» **Exercise instructions**:
Pick every line with "xlabel" from the material below.

··· Given records ···

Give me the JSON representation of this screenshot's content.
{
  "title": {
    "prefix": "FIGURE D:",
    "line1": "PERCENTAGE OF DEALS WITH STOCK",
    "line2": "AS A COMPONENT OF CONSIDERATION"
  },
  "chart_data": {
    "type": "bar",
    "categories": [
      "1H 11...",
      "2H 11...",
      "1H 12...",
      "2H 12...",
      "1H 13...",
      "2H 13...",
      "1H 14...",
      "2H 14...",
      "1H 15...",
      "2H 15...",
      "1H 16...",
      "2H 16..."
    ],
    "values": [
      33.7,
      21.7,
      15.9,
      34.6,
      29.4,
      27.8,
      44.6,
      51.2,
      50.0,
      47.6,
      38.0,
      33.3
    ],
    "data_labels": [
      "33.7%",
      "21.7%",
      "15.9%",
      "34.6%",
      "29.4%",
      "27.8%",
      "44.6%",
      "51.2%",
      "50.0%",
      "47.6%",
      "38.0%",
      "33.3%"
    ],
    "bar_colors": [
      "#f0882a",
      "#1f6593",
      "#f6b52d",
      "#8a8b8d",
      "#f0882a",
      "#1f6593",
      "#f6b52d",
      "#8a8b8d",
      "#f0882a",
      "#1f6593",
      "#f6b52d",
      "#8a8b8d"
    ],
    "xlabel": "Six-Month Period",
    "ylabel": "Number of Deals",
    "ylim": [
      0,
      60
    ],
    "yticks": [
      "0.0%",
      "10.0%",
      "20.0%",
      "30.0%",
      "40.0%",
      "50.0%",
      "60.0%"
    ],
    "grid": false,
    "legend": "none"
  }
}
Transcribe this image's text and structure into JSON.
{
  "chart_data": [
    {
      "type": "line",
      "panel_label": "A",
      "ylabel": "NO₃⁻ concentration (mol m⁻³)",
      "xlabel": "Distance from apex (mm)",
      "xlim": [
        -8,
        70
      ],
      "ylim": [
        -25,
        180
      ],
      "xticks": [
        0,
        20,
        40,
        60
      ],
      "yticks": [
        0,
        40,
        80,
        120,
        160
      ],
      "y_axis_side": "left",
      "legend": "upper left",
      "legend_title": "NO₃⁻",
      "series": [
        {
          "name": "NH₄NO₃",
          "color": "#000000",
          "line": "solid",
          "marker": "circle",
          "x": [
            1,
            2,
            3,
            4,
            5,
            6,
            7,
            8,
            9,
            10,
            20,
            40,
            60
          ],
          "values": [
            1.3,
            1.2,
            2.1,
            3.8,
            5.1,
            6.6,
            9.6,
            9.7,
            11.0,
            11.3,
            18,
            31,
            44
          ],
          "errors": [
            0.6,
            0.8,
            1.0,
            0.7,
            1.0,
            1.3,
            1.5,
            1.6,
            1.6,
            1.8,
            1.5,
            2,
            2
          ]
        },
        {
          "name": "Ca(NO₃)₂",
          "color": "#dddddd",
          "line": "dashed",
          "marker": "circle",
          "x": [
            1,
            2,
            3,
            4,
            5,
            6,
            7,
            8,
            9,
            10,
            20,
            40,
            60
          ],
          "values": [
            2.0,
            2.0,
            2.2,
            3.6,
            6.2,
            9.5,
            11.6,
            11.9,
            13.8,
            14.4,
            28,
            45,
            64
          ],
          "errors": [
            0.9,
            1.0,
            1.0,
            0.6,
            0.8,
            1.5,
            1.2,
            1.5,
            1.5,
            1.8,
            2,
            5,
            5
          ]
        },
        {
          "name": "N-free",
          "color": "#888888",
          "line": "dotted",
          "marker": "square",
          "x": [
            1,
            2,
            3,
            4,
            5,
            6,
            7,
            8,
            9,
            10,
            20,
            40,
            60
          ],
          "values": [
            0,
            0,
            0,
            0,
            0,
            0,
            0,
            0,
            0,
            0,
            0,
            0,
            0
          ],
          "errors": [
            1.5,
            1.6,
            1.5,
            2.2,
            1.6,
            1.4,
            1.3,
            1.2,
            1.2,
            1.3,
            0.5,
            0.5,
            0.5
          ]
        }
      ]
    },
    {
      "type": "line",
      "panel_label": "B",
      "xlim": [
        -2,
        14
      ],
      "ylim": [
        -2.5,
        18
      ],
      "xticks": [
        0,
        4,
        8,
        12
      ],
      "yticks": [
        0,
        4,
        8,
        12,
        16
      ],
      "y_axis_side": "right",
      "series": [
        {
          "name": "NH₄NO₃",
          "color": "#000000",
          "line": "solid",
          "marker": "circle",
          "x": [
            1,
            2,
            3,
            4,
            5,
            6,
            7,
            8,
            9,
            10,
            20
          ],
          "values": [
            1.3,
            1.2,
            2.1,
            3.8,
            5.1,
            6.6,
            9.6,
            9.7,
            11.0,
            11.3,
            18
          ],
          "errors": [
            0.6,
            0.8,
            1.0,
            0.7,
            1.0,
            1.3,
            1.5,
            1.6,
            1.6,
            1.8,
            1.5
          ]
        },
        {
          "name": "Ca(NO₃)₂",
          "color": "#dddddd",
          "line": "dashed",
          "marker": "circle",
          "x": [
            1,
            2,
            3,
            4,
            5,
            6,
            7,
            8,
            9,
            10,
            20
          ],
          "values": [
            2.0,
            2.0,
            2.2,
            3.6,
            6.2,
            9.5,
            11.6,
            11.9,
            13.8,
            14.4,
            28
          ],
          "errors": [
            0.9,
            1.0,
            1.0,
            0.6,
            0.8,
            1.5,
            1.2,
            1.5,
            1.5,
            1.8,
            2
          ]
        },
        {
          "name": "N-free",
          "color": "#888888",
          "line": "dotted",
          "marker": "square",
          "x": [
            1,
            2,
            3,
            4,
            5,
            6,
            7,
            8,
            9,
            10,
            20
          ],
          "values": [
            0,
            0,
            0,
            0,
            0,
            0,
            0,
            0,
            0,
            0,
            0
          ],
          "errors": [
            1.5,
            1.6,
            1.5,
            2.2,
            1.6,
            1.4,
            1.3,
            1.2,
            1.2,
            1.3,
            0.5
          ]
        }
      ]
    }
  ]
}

···
··· Given records ···

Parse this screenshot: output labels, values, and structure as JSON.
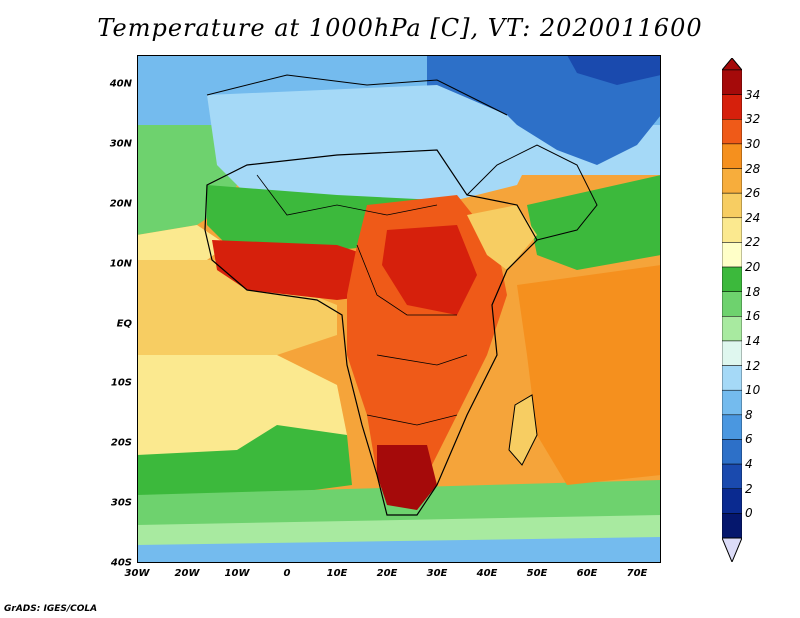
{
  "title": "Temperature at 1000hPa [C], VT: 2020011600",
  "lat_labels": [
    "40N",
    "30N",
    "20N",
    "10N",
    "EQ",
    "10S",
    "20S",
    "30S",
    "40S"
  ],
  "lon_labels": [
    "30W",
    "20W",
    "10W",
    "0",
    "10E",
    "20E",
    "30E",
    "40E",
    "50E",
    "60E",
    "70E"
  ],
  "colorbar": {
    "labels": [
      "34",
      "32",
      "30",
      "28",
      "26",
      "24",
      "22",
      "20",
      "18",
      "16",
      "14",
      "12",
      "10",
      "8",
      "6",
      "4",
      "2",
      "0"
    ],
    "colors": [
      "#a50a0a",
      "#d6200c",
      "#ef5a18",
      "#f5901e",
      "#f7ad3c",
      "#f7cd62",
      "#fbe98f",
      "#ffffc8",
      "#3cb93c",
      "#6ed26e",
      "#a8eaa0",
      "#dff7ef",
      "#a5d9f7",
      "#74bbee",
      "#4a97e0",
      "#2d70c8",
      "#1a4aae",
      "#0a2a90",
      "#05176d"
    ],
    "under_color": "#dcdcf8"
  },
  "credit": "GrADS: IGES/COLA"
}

···
··· Given records ···

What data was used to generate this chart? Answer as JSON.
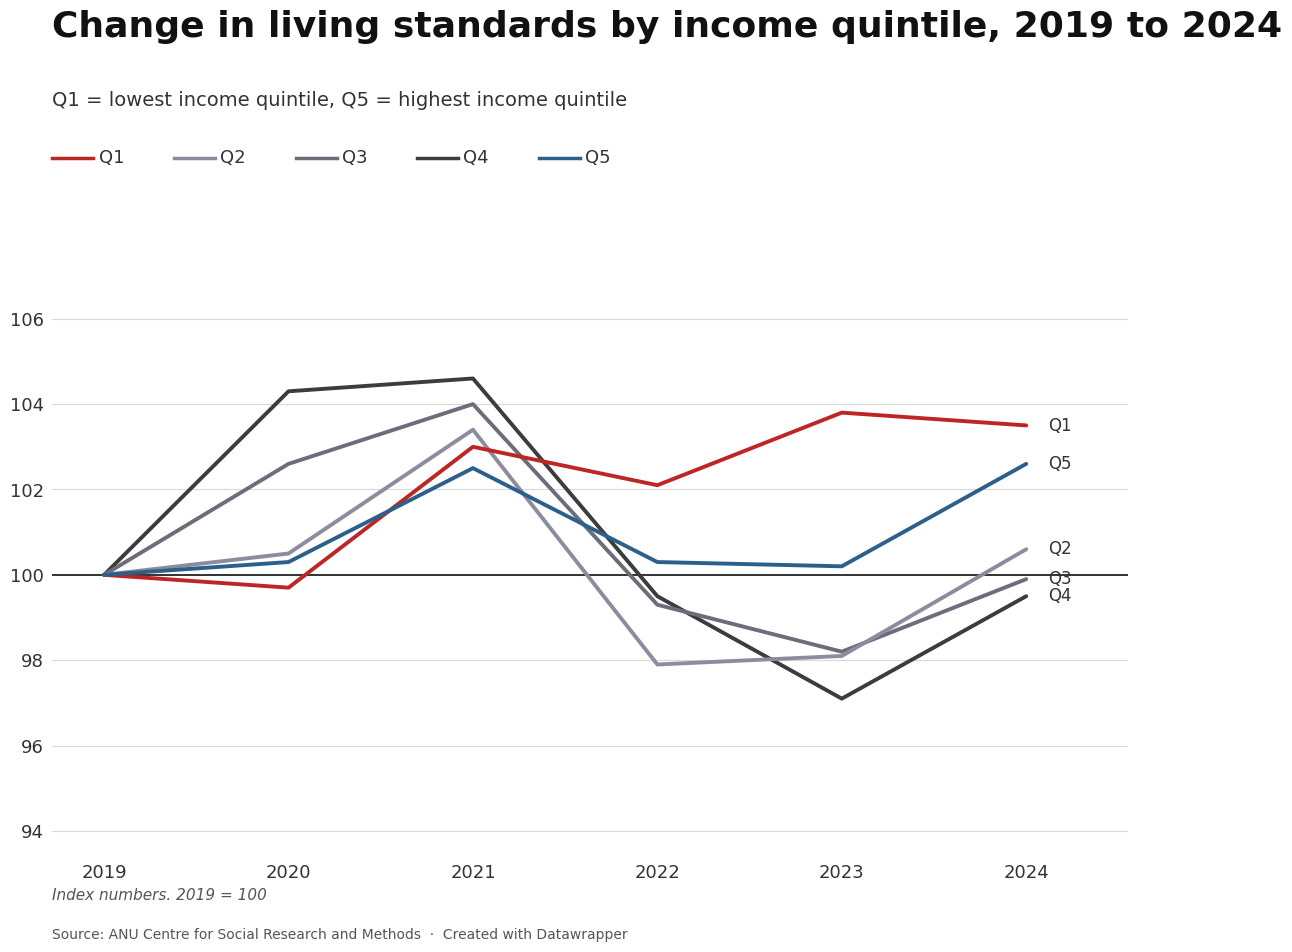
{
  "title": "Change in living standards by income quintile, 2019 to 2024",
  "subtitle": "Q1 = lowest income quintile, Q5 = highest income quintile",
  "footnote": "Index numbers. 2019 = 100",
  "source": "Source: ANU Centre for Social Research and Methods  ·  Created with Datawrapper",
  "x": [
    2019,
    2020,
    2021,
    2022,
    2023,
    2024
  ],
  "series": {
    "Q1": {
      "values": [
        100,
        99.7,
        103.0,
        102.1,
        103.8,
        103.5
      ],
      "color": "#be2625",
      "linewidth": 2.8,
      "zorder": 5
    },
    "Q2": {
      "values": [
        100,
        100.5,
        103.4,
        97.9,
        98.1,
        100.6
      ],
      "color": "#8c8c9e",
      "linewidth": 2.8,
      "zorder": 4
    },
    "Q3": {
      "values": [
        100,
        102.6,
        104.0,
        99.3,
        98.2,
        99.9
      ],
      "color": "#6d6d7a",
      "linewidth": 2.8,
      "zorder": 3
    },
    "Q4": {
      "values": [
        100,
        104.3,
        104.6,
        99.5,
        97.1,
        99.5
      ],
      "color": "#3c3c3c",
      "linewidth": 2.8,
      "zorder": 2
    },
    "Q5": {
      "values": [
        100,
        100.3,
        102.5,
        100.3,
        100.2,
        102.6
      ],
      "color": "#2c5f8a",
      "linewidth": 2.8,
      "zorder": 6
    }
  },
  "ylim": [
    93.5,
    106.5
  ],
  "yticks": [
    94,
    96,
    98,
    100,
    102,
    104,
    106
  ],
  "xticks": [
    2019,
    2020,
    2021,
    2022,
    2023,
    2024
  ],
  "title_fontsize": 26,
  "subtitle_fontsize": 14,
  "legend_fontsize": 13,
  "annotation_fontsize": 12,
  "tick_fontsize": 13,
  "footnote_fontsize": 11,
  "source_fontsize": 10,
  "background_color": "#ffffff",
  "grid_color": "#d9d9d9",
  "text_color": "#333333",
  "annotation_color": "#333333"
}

···

» **Exercise result**:
    "xlabel": "Six-Month Period",
      "xlabel": "Distance from apex (mm)",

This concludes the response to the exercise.